■ Given instruction: Review the lines that follow and copy each one that contains the word "quota".
--- begin ---
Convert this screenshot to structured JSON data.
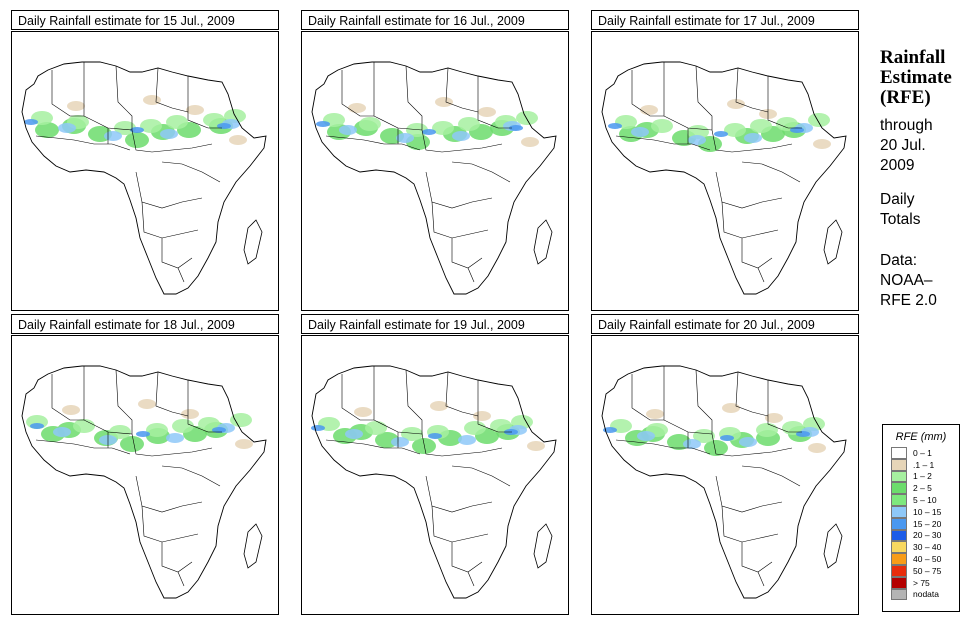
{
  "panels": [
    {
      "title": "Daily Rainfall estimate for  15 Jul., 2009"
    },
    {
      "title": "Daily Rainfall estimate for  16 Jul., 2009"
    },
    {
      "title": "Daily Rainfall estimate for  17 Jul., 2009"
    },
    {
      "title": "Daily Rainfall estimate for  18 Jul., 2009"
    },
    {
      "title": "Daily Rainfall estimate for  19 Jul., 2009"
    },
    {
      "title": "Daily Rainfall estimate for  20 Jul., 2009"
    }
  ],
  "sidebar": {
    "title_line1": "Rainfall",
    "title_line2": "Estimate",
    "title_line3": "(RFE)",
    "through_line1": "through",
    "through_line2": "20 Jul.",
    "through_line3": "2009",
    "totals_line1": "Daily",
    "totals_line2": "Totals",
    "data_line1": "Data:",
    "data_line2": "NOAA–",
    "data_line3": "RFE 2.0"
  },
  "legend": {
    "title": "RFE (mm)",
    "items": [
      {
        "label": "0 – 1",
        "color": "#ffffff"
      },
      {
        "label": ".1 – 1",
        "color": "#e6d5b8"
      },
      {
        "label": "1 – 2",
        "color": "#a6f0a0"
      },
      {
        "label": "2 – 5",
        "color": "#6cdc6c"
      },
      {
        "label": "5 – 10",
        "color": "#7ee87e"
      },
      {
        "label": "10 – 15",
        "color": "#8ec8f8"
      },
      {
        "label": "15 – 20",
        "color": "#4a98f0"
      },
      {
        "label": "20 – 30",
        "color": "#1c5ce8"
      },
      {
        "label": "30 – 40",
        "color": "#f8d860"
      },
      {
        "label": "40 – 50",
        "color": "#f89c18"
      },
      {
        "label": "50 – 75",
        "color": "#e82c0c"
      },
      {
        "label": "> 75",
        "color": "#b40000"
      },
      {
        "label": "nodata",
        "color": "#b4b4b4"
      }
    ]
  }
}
--- end ---
--- begin ---
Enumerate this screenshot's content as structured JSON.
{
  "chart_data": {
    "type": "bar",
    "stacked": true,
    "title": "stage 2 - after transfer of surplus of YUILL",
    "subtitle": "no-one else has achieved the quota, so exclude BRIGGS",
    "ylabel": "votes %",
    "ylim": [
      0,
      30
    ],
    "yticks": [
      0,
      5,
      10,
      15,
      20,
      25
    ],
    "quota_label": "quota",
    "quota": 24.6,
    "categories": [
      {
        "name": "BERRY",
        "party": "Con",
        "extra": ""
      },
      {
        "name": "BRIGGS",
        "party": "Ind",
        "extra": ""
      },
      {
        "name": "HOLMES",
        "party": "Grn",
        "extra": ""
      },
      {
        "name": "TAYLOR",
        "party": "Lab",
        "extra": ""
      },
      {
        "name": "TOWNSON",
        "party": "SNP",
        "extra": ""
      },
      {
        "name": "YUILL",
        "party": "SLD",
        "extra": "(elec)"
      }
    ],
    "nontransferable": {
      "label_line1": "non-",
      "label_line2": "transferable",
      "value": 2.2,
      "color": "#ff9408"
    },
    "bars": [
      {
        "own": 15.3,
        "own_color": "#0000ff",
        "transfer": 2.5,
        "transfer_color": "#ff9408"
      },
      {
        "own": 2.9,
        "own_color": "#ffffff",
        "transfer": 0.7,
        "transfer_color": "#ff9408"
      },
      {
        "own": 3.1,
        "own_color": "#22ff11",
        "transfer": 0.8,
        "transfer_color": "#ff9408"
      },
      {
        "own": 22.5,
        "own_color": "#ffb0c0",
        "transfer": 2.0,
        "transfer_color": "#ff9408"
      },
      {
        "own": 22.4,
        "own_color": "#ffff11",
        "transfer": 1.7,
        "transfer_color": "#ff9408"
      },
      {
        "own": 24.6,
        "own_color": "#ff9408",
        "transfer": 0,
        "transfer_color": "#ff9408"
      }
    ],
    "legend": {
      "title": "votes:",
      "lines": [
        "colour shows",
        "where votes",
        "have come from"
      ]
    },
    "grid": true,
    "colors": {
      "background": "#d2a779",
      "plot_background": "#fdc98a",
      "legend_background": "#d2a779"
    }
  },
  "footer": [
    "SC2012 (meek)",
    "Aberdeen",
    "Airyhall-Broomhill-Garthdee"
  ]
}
--- end ---
■ Finished exercise:
    "subtitle": "no-one else has achieved the quota, so exclude BRIGGS",
    "quota_label": "quota",
    "quota": 24.6,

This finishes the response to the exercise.